Exercise instructions:
The records below are to be quoted in full; please keep every word exact.

Dataset records
* * * * * * * * *

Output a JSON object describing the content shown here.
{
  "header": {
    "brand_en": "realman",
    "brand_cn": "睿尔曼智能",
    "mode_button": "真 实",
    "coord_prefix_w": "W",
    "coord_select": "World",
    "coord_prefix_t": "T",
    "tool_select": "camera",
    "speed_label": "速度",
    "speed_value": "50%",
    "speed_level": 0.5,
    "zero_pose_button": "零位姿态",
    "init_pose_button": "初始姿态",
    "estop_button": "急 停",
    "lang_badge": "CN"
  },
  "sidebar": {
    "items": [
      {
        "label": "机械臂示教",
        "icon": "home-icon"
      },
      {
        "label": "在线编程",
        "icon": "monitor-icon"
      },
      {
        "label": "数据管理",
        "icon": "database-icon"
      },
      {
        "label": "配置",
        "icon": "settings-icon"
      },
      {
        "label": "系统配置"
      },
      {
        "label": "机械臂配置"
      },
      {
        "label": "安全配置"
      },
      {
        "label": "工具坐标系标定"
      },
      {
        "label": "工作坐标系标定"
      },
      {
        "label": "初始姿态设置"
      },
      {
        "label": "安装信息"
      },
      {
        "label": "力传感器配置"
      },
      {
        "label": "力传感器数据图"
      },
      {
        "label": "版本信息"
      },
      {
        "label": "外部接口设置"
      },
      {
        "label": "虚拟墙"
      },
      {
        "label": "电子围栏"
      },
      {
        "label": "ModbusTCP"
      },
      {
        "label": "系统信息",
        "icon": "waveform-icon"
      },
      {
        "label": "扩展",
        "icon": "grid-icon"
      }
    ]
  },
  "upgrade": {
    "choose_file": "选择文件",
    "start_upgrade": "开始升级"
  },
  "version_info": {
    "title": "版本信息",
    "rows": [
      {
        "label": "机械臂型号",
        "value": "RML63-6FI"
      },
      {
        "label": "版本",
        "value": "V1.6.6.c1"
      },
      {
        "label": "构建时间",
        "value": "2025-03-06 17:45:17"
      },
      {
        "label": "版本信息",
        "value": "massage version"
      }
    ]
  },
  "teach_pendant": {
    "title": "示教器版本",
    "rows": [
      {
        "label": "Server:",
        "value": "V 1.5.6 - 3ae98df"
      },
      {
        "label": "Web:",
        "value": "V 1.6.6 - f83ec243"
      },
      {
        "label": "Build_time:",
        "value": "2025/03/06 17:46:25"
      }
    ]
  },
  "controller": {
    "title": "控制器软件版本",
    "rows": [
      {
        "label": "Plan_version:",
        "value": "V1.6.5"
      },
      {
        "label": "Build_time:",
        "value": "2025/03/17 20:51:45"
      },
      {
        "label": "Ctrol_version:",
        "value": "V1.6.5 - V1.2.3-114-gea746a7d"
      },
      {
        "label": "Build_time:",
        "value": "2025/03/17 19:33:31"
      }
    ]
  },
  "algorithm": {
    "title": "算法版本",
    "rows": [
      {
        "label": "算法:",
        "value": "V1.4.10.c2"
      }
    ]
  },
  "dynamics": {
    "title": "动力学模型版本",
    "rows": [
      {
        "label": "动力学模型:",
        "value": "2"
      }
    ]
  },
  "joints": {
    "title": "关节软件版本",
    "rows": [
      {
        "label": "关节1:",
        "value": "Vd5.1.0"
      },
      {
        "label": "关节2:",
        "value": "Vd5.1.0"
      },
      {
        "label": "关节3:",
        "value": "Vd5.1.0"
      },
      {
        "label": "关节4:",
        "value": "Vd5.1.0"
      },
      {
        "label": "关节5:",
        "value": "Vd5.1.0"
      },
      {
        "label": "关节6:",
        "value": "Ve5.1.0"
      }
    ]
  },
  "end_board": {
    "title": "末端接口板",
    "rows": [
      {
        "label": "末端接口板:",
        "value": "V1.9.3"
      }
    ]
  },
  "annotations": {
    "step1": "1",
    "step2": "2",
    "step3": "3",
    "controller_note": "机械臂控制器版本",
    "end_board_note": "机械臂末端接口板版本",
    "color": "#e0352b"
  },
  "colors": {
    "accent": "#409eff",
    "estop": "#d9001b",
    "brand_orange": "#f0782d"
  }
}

* * * * * * * * *

Full solution:
Output a JSON object describing the content shown here.
{
  "header": {
    "brand_en": "realman",
    "brand_cn": "睿尔曼智能",
    "mode_button": "真 实",
    "coord_prefix_w": "W",
    "coord_select": "World",
    "coord_prefix_t": "T",
    "tool_select": "camera",
    "speed_label": "速度",
    "speed_value": "50%",
    "speed_level": 0.5,
    "zero_pose_button": "零位姿态",
    "init_pose_button": "初始姿态",
    "estop_button": "急 停",
    "lang_badge": "CN"
  },
  "sidebar": {
    "items": [
      {
        "label": "机械臂示教",
        "icon": "home-icon"
      },
      {
        "label": "在线编程",
        "icon": "monitor-icon"
      },
      {
        "label": "数据管理",
        "icon": "database-icon"
      },
      {
        "label": "配置",
        "icon": "settings-icon"
      },
      {
        "label": "系统配置"
      },
      {
        "label": "机械臂配置"
      },
      {
        "label": "安全配置"
      },
      {
        "label": "工具坐标系标定"
      },
      {
        "label": "工作坐标系标定"
      },
      {
        "label": "初始姿态设置"
      },
      {
        "label": "安装信息"
      },
      {
        "label": "力传感器配置"
      },
      {
        "label": "力传感器数据图"
      },
      {
        "label": "版本信息"
      },
      {
        "label": "外部接口设置"
      },
      {
        "label": "虚拟墙"
      },
      {
        "label": "电子围栏"
      },
      {
        "label": "ModbusTCP"
      },
      {
        "label": "系统信息",
        "icon": "waveform-icon"
      },
      {
        "label": "扩展",
        "icon": "grid-icon"
      }
    ]
  },
  "upgrade": {
    "choose_file": "选择文件",
    "start_upgrade": "开始升级"
  },
  "version_info": {
    "title": "版本信息",
    "rows": [
      {
        "label": "机械臂型号",
        "value": "RML63-6FI"
      },
      {
        "label": "版本",
        "value": "V1.6.6.c1"
      },
      {
        "label": "构建时间",
        "value": "2025-03-06 17:45:17"
      },
      {
        "label": "版本信息",
        "value": "massage version"
      }
    ]
  },
  "teach_pendant": {
    "title": "示教器版本",
    "rows": [
      {
        "label": "Server:",
        "value": "V 1.5.6 - 3ae98df"
      },
      {
        "label": "Web:",
        "value": "V 1.6.6 - f83ec243"
      },
      {
        "label": "Build_time:",
        "value": "2025/03/06 17:46:25"
      }
    ]
  },
  "controller": {
    "title": "控制器软件版本",
    "rows": [
      {
        "label": "Plan_version:",
        "value": "V1.6.5"
      },
      {
        "label": "Build_time:",
        "value": "2025/03/17 20:51:45"
      },
      {
        "label": "Ctrol_version:",
        "value": "V1.6.5 - V1.2.3-114-gea746a7d"
      },
      {
        "label": "Build_time:",
        "value": "2025/03/17 19:33:31"
      }
    ]
  },
  "algorithm": {
    "title": "算法版本",
    "rows": [
      {
        "label": "算法:",
        "value": "V1.4.10.c2"
      }
    ]
  },
  "dynamics": {
    "title": "动力学模型版本",
    "rows": [
      {
        "label": "动力学模型:",
        "value": "2"
      }
    ]
  },
  "joints": {
    "title": "关节软件版本",
    "rows": [
      {
        "label": "关节1:",
        "value": "Vd5.1.0"
      },
      {
        "label": "关节2:",
        "value": "Vd5.1.0"
      },
      {
        "label": "关节3:",
        "value": "Vd5.1.0"
      },
      {
        "label": "关节4:",
        "value": "Vd5.1.0"
      },
      {
        "label": "关节5:",
        "value": "Vd5.1.0"
      },
      {
        "label": "关节6:",
        "value": "Ve5.1.0"
      }
    ]
  },
  "end_board": {
    "title": "末端接口板",
    "rows": [
      {
        "label": "末端接口板:",
        "value": "V1.9.3"
      }
    ]
  },
  "annotations": {
    "step1": "1",
    "step2": "2",
    "step3": "3",
    "controller_note": "机械臂控制器版本",
    "end_board_note": "机械臂末端接口板版本",
    "color": "#e0352b"
  },
  "colors": {
    "accent": "#409eff",
    "estop": "#d9001b",
    "brand_orange": "#f0782d"
  }
}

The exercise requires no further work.